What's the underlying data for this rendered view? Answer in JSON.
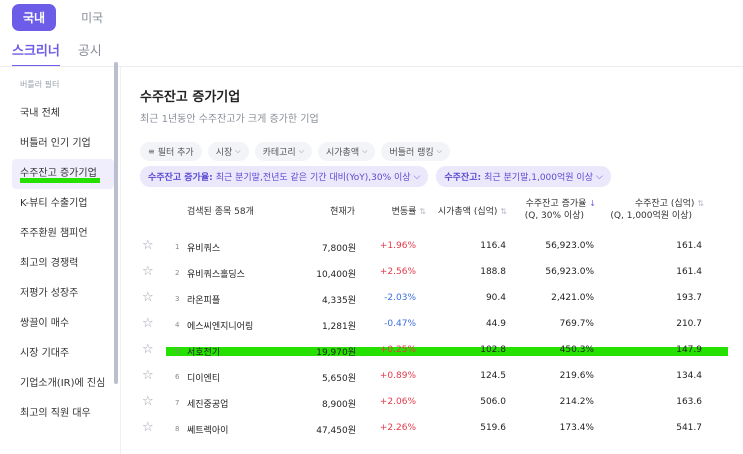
{
  "market_tabs": [
    {
      "label": "국내",
      "active": true
    },
    {
      "label": "미국",
      "active": false
    }
  ],
  "main_tabs": [
    {
      "label": "스크리너",
      "active": true
    },
    {
      "label": "공시",
      "active": false
    }
  ],
  "sidebar": {
    "section_label": "버틀러 필터",
    "items": [
      {
        "label": "국내 전체"
      },
      {
        "label": "버틀러 인기 기업"
      },
      {
        "label": "수주잔고 증가기업",
        "active": true
      },
      {
        "label": "K-뷰티 수출기업"
      },
      {
        "label": "주주환원 챔피언"
      },
      {
        "label": "최고의 경쟁력"
      },
      {
        "label": "저평가 성장주"
      },
      {
        "label": "쌍끌이 매수"
      },
      {
        "label": "시장 기대주"
      },
      {
        "label": "기업소개(IR)에 진심"
      },
      {
        "label": "최고의 직원 대우"
      }
    ]
  },
  "page": {
    "title": "수주잔고 증가기업",
    "subtitle": "최근 1년동안 수주잔고가 크게 증가한 기업"
  },
  "filters": {
    "add_label": "필터 추가",
    "chips": [
      {
        "label": "시장"
      },
      {
        "label": "카테고리"
      },
      {
        "label": "시가총액"
      },
      {
        "label": "버틀러 랭킹"
      }
    ],
    "active": [
      {
        "key": "수주잔고 증가율:",
        "value": "최근 분기말,전년도 같은 기간 대비(YoY),30% 이상"
      },
      {
        "key": "수주잔고:",
        "value": "최근 분기말,1,000억원 이상"
      }
    ]
  },
  "table": {
    "headers": {
      "count": "검색된 종목 58개",
      "price": "현재가",
      "change": "변동률",
      "mcap": "시가총액 (십억)",
      "growth_line1": "수주잔고 증가율",
      "growth_line2": "(Q, 30% 이상)",
      "backlog_line1": "수주잔고 (십억)",
      "backlog_line2": "(Q, 1,000억원 이상)"
    },
    "rows": [
      {
        "rank": "1",
        "name": "유비쿼스",
        "price": "7,800원",
        "change": "+1.96%",
        "dir": "up",
        "mcap": "116.4",
        "growth": "56,923.0%",
        "backlog": "161.4"
      },
      {
        "rank": "2",
        "name": "유비쿼스홀딩스",
        "price": "10,400원",
        "change": "+2.56%",
        "dir": "up",
        "mcap": "188.8",
        "growth": "56,923.0%",
        "backlog": "161.4"
      },
      {
        "rank": "3",
        "name": "라온피플",
        "price": "4,335원",
        "change": "-2.03%",
        "dir": "down",
        "mcap": "90.4",
        "growth": "2,421.0%",
        "backlog": "193.7"
      },
      {
        "rank": "4",
        "name": "에스씨엔지니어링",
        "price": "1,281원",
        "change": "-0.47%",
        "dir": "down",
        "mcap": "44.9",
        "growth": "769.7%",
        "backlog": "210.7"
      },
      {
        "rank": "5",
        "name": "서호전기",
        "price": "19,970원",
        "change": "+0.25%",
        "dir": "up",
        "mcap": "102.8",
        "growth": "450.3%",
        "backlog": "147.9",
        "highlight": true
      },
      {
        "rank": "6",
        "name": "디이엔티",
        "price": "5,650원",
        "change": "+0.89%",
        "dir": "up",
        "mcap": "124.5",
        "growth": "219.6%",
        "backlog": "134.4"
      },
      {
        "rank": "7",
        "name": "세진중공업",
        "price": "8,900원",
        "change": "+2.06%",
        "dir": "up",
        "mcap": "506.0",
        "growth": "214.2%",
        "backlog": "163.6"
      },
      {
        "rank": "8",
        "name": "쎄트렉아이",
        "price": "47,450원",
        "change": "+2.26%",
        "dir": "up",
        "mcap": "519.6",
        "growth": "173.4%",
        "backlog": "541.7"
      }
    ]
  }
}
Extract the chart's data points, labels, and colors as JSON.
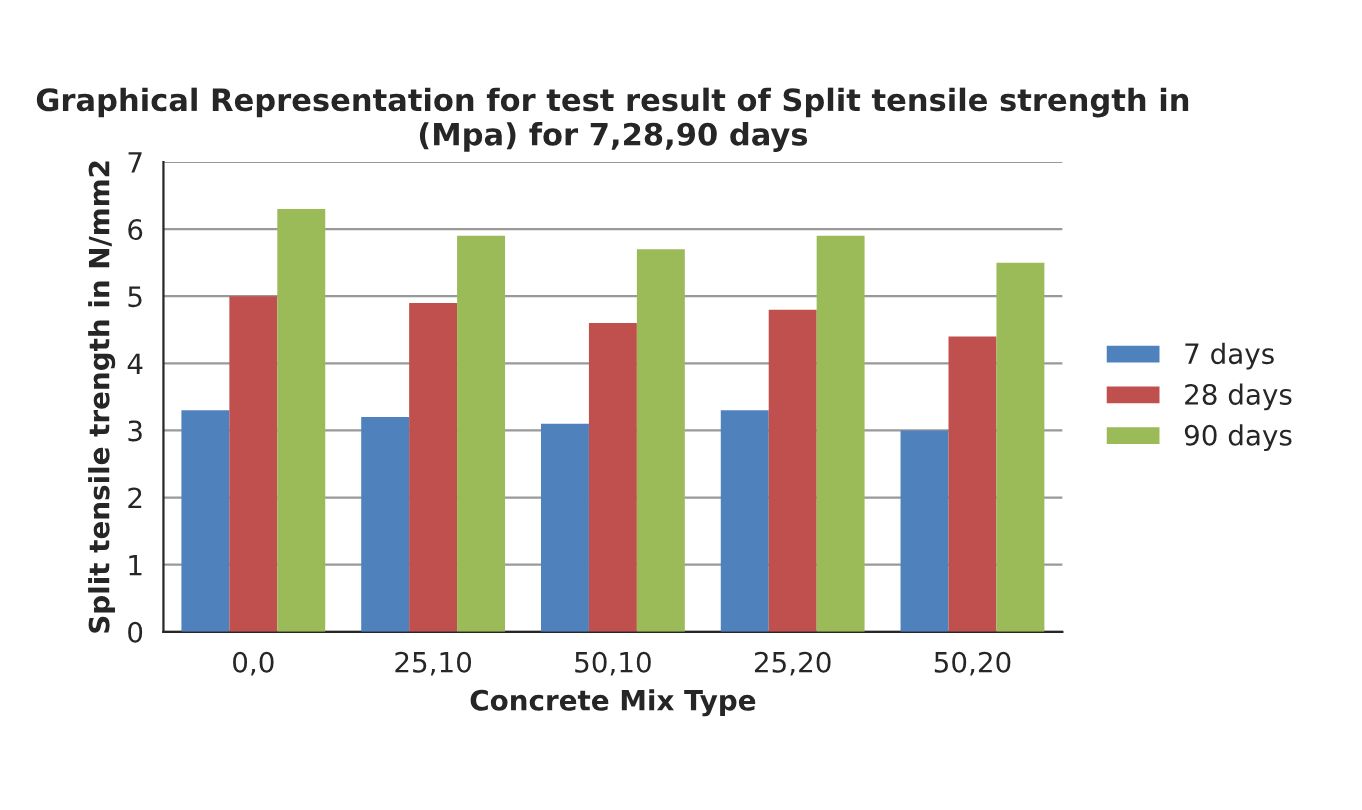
{
  "chart_data": {
    "type": "bar",
    "title": "Graphical Representation for test result of Split tensile strength in\n(Mpa) for 7,28,90 days",
    "xlabel": "Concrete Mix Type",
    "ylabel": "Split tensile trength in N/mm2",
    "categories": [
      "0,0",
      "25,10",
      "50,10",
      "25,20",
      "50,20"
    ],
    "series": [
      {
        "name": "7 days",
        "color": "#4f81bd",
        "values": [
          3.3,
          3.2,
          3.1,
          3.3,
          3.0
        ]
      },
      {
        "name": "28 days",
        "color": "#c0504d",
        "values": [
          5.0,
          4.9,
          4.6,
          4.8,
          4.4
        ]
      },
      {
        "name": "90 days",
        "color": "#9bbb59",
        "values": [
          6.3,
          5.9,
          5.7,
          5.9,
          5.5
        ]
      }
    ],
    "ylim": [
      0,
      7
    ],
    "yticks": [
      0,
      1,
      2,
      3,
      4,
      5,
      6,
      7
    ],
    "grid": "y",
    "legend": "right"
  }
}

════════════════════

■ Task to carry out
Transcribe all entries above exactly. Drop the pictures.

■ Response for this exercise
What's the underlying data for this rendered view? Answer in JSON.
{
  "market_tabs": [
    {
      "label": "국내",
      "active": true
    },
    {
      "label": "미국",
      "active": false
    }
  ],
  "main_tabs": [
    {
      "label": "스크리너",
      "active": true
    },
    {
      "label": "공시",
      "active": false
    }
  ],
  "sidebar": {
    "section_label": "버틀러 필터",
    "items": [
      {
        "label": "국내 전체"
      },
      {
        "label": "버틀러 인기 기업"
      },
      {
        "label": "수주잔고 증가기업",
        "active": true
      },
      {
        "label": "K-뷰티 수출기업"
      },
      {
        "label": "주주환원 챔피언"
      },
      {
        "label": "최고의 경쟁력"
      },
      {
        "label": "저평가 성장주"
      },
      {
        "label": "쌍끌이 매수"
      },
      {
        "label": "시장 기대주"
      },
      {
        "label": "기업소개(IR)에 진심"
      },
      {
        "label": "최고의 직원 대우"
      }
    ]
  },
  "page": {
    "title": "수주잔고 증가기업",
    "subtitle": "최근 1년동안 수주잔고가 크게 증가한 기업"
  },
  "filters": {
    "add_label": "필터 추가",
    "chips": [
      {
        "label": "시장"
      },
      {
        "label": "카테고리"
      },
      {
        "label": "시가총액"
      },
      {
        "label": "버틀러 랭킹"
      }
    ],
    "active": [
      {
        "key": "수주잔고 증가율:",
        "value": "최근 분기말,전년도 같은 기간 대비(YoY),30% 이상"
      },
      {
        "key": "수주잔고:",
        "value": "최근 분기말,1,000억원 이상"
      }
    ]
  },
  "table": {
    "headers": {
      "count": "검색된 종목 58개",
      "price": "현재가",
      "change": "변동률",
      "mcap": "시가총액 (십억)",
      "growth_line1": "수주잔고 증가율",
      "growth_line2": "(Q, 30% 이상)",
      "backlog_line1": "수주잔고 (십억)",
      "backlog_line2": "(Q, 1,000억원 이상)"
    },
    "rows": [
      {
        "rank": "1",
        "name": "유비쿼스",
        "price": "7,800원",
        "change": "+1.96%",
        "dir": "up",
        "mcap": "116.4",
        "growth": "56,923.0%",
        "backlog": "161.4"
      },
      {
        "rank": "2",
        "name": "유비쿼스홀딩스",
        "price": "10,400원",
        "change": "+2.56%",
        "dir": "up",
        "mcap": "188.8",
        "growth": "56,923.0%",
        "backlog": "161.4"
      },
      {
        "rank": "3",
        "name": "라온피플",
        "price": "4,335원",
        "change": "-2.03%",
        "dir": "down",
        "mcap": "90.4",
        "growth": "2,421.0%",
        "backlog": "193.7"
      },
      {
        "rank": "4",
        "name": "에스씨엔지니어링",
        "price": "1,281원",
        "change": "-0.47%",
        "dir": "down",
        "mcap": "44.9",
        "growth": "769.7%",
        "backlog": "210.7"
      },
      {
        "rank": "5",
        "name": "서호전기",
        "price": "19,970원",
        "change": "+0.25%",
        "dir": "up",
        "mcap": "102.8",
        "growth": "450.3%",
        "backlog": "147.9",
        "highlight": true
      },
      {
        "rank": "6",
        "name": "디이엔티",
        "price": "5,650원",
        "change": "+0.89%",
        "dir": "up",
        "mcap": "124.5",
        "growth": "219.6%",
        "backlog": "134.4"
      },
      {
        "rank": "7",
        "name": "세진중공업",
        "price": "8,900원",
        "change": "+2.06%",
        "dir": "up",
        "mcap": "506.0",
        "growth": "214.2%",
        "backlog": "163.6"
      },
      {
        "rank": "8",
        "name": "쎄트렉아이",
        "price": "47,450원",
        "change": "+2.26%",
        "dir": "up",
        "mcap": "519.6",
        "growth": "173.4%",
        "backlog": "541.7"
      }
    ]
  }
}
Extract the chart's data points, labels, and colors as JSON.
{
  "chart_data": {
    "type": "bar",
    "title": "Graphical Representation for test result of Split tensile strength in\n(Mpa) for 7,28,90 days",
    "xlabel": "Concrete Mix Type",
    "ylabel": "Split tensile trength in N/mm2",
    "categories": [
      "0,0",
      "25,10",
      "50,10",
      "25,20",
      "50,20"
    ],
    "series": [
      {
        "name": "7 days",
        "color": "#4f81bd",
        "values": [
          3.3,
          3.2,
          3.1,
          3.3,
          3.0
        ]
      },
      {
        "name": "28 days",
        "color": "#c0504d",
        "values": [
          5.0,
          4.9,
          4.6,
          4.8,
          4.4
        ]
      },
      {
        "name": "90 days",
        "color": "#9bbb59",
        "values": [
          6.3,
          5.9,
          5.7,
          5.9,
          5.5
        ]
      }
    ],
    "ylim": [
      0,
      7
    ],
    "yticks": [
      0,
      1,
      2,
      3,
      4,
      5,
      6,
      7
    ],
    "grid": "y",
    "legend": "right"
  }
}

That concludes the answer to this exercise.